- SOURCE EXCERPT -

--------

The Data Quality Vocabulary is a W3C vocabulary that provides an RDF framework for describing, assessing, and communicating data quality information. Published as a W3C Interest Group Note in December 2016, DQV emerged from the Data on the Web Best Practices Working Group's effort to improve the discoverability, usability, and trustworthiness of data published on the web.
Background
As open data publication grew throughout the 2010s, consumers faced a persistent challenge: determining whether a dataset was fit for their intended purpose. Quality information was often absent, inconsistent, or expressed in ad hoc ways that defied comparison. The W3C's Data on the Web Best Practices Working Group addressed this by developing DQV as a companion vocabulary to DCAT (Data Catalog Vocabulary), providing a standardized way to attach quality metadata to datasets and their distributions.
DQV builds on earlier data quality research, particularly the ISO 25012 data quality model and established dimensions such as accuracy, completeness, consistency, and timeliness. Rather than prescribing specific quality metrics, DQV provides a meta-level framework that can accommodate any quality assessment methodology.
Purpose & Scope
DQV defines classes and properties for expressing quality information at multiple levels of granularity. Its core concepts include quality dimensions (measurable aspects like accuracy or completeness), quality categories (groupings of related dimensions), quality metrics (formal definitions of how dimensions are measured), and quality measurements (actual observed values for a metric applied to a dataset).

--------

(Dataset rows)

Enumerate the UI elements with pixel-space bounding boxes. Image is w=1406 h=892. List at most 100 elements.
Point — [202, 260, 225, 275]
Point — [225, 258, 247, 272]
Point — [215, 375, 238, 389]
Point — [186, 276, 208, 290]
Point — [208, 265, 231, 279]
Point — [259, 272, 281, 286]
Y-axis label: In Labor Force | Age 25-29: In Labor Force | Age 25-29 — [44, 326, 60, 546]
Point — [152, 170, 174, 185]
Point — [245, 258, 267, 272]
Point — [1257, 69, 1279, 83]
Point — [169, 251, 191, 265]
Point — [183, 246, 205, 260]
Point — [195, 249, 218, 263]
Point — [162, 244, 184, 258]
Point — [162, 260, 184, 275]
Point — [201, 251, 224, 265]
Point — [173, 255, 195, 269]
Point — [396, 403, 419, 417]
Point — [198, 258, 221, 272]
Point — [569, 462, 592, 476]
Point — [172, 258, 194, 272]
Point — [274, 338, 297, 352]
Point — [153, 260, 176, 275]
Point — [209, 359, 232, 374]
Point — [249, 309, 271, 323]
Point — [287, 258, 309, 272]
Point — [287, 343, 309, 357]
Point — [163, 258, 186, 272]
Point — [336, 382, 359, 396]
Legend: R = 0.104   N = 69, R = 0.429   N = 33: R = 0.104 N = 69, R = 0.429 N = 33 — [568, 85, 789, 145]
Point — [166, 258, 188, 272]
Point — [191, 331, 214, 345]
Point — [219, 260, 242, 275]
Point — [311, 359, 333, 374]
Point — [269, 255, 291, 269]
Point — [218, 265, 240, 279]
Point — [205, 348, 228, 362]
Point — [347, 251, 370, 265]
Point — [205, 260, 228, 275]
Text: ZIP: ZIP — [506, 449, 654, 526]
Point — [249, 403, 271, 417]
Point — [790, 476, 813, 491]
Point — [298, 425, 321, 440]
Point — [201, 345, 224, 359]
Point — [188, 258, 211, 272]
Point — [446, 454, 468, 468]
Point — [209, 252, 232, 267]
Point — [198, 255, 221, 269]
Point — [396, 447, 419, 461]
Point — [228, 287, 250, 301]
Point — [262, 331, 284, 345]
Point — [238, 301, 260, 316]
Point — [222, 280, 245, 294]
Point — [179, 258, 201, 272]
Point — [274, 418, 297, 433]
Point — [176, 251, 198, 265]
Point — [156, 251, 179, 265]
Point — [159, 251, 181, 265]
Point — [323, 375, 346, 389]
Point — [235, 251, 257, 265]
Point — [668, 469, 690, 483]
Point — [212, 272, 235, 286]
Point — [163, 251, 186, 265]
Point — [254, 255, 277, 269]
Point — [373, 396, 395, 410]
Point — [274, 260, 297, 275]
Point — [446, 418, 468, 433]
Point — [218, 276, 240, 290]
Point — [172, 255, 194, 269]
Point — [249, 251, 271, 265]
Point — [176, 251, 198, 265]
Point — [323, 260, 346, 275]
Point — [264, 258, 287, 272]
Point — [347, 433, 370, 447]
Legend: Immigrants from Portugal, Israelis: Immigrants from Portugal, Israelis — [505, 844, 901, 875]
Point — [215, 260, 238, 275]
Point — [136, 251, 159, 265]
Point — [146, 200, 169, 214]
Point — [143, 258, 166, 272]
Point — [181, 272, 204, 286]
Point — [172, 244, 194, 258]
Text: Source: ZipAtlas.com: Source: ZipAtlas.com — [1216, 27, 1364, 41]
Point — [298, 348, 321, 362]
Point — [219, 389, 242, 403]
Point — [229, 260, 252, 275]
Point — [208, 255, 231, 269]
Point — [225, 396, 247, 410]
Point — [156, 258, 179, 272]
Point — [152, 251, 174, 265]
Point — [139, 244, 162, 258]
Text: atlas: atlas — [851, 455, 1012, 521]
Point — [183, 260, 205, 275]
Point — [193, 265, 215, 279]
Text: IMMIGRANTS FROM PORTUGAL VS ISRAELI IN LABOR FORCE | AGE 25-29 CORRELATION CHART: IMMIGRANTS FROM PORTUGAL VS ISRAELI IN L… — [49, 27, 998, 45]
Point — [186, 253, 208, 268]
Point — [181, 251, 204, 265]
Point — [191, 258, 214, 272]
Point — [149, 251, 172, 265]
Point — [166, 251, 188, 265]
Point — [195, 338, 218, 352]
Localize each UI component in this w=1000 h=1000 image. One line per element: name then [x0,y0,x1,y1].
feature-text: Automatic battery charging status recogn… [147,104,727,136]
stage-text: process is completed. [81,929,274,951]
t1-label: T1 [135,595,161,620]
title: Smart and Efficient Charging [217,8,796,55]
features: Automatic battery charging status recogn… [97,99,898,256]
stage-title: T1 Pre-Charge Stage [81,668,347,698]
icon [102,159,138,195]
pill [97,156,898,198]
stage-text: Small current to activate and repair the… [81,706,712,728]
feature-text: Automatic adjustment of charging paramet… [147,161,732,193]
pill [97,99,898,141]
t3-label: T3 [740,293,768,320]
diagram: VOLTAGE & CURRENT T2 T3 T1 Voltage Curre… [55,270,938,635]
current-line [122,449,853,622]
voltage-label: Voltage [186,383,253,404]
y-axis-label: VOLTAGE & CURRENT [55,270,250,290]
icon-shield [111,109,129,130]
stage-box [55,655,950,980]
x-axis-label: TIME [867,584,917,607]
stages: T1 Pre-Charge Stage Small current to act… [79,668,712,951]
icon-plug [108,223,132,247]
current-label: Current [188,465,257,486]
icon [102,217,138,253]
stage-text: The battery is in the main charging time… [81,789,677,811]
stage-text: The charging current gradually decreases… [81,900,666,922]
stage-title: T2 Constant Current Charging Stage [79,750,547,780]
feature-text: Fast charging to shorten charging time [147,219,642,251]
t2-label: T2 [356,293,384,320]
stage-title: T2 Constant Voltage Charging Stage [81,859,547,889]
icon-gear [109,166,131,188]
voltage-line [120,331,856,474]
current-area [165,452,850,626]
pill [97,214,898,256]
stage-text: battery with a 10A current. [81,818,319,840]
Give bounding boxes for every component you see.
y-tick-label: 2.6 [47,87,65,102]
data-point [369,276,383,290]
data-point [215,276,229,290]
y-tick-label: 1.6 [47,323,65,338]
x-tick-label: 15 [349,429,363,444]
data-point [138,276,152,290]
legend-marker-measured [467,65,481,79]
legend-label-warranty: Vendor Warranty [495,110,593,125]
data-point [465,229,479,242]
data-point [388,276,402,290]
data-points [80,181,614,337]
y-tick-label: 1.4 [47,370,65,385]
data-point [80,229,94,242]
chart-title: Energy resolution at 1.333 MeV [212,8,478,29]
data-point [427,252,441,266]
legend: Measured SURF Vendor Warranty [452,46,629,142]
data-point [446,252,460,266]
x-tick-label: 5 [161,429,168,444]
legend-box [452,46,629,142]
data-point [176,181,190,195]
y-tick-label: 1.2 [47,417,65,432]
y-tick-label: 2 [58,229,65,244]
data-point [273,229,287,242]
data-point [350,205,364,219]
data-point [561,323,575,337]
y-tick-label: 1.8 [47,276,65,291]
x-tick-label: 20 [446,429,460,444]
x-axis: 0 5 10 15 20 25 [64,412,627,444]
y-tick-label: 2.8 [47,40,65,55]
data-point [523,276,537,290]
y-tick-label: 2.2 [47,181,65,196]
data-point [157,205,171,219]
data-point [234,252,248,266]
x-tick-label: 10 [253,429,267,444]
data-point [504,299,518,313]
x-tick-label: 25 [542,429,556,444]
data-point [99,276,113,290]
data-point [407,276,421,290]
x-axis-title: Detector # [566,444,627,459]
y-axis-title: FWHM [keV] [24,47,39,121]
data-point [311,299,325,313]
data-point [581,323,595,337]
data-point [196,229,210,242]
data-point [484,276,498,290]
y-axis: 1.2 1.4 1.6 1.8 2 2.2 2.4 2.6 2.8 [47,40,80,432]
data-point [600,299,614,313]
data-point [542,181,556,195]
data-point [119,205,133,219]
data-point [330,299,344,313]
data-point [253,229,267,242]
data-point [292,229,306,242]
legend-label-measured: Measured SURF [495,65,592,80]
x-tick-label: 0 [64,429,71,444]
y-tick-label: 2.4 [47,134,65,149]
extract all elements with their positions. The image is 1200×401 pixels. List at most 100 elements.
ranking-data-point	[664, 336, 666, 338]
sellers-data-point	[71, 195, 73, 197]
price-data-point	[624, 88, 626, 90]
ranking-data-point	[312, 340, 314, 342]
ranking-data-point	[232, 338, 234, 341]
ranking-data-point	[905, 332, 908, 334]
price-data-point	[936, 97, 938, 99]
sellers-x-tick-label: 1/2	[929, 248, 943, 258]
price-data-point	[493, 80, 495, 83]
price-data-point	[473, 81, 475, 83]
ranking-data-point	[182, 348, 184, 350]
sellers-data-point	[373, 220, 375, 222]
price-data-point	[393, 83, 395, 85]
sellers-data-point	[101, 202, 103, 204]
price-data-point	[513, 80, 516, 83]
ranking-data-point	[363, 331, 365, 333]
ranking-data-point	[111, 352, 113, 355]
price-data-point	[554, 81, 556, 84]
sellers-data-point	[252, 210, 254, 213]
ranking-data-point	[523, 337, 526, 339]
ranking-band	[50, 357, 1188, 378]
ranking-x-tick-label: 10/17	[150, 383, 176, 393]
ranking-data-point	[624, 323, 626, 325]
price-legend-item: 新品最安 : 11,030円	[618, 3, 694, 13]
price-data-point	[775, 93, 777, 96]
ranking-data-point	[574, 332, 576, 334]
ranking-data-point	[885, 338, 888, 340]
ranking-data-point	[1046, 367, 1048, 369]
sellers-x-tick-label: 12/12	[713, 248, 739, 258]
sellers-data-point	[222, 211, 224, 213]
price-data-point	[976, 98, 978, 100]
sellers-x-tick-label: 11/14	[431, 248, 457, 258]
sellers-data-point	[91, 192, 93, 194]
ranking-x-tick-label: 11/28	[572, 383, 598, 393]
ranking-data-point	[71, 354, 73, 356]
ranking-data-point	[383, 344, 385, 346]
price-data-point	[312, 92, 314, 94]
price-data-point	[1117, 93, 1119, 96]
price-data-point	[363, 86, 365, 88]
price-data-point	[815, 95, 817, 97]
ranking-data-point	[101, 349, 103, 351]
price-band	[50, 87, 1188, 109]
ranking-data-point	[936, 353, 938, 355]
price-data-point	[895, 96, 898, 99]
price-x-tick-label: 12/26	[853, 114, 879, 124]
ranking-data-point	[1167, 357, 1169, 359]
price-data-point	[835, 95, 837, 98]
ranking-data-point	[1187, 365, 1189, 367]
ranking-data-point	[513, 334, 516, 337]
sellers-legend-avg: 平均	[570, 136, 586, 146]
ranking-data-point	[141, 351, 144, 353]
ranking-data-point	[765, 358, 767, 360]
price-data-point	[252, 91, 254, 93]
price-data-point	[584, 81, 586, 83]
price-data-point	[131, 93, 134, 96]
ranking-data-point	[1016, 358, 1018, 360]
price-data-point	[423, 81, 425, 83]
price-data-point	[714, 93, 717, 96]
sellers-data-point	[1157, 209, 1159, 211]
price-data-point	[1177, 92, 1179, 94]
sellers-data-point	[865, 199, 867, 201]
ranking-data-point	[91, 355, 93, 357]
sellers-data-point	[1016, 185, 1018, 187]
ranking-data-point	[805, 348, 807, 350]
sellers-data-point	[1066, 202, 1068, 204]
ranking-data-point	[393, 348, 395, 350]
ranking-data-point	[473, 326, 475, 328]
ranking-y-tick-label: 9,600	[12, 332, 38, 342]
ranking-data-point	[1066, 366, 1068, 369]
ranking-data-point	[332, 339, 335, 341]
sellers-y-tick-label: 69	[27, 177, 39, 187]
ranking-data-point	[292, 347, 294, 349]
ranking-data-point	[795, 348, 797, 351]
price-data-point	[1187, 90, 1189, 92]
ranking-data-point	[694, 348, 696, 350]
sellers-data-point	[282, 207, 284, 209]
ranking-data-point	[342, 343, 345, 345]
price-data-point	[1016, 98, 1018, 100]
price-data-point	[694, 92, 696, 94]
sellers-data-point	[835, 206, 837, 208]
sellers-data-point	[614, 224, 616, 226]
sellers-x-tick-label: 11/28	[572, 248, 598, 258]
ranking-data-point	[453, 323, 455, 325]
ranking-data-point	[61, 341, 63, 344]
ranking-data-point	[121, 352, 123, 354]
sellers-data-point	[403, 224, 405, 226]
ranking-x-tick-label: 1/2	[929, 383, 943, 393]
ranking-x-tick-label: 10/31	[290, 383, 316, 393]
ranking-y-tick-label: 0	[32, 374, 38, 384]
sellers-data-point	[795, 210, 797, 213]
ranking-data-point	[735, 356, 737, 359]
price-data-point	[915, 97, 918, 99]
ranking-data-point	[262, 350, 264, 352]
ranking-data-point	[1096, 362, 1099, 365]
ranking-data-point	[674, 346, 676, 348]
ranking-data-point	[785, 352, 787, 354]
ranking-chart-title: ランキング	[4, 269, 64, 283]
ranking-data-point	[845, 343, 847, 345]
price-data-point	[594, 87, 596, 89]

--------

- TASK TO CARRY OUT -
Duplicate the passage of the Data Quality Vocabulary text from "The Data Quality" up to and including "on the web.".

- COMPLETE RESPONSE -
The Data Quality Vocabulary is a W3C vocabulary that provides an RDF framework for describing, assessing, and communicating data quality information. Published as a W3C Interest Group Note in December 2016, DQV emerged from the Data on the Web Best Practices Working Group's effort to improve the discoverability, usability, and trustworthiness of data published on the web.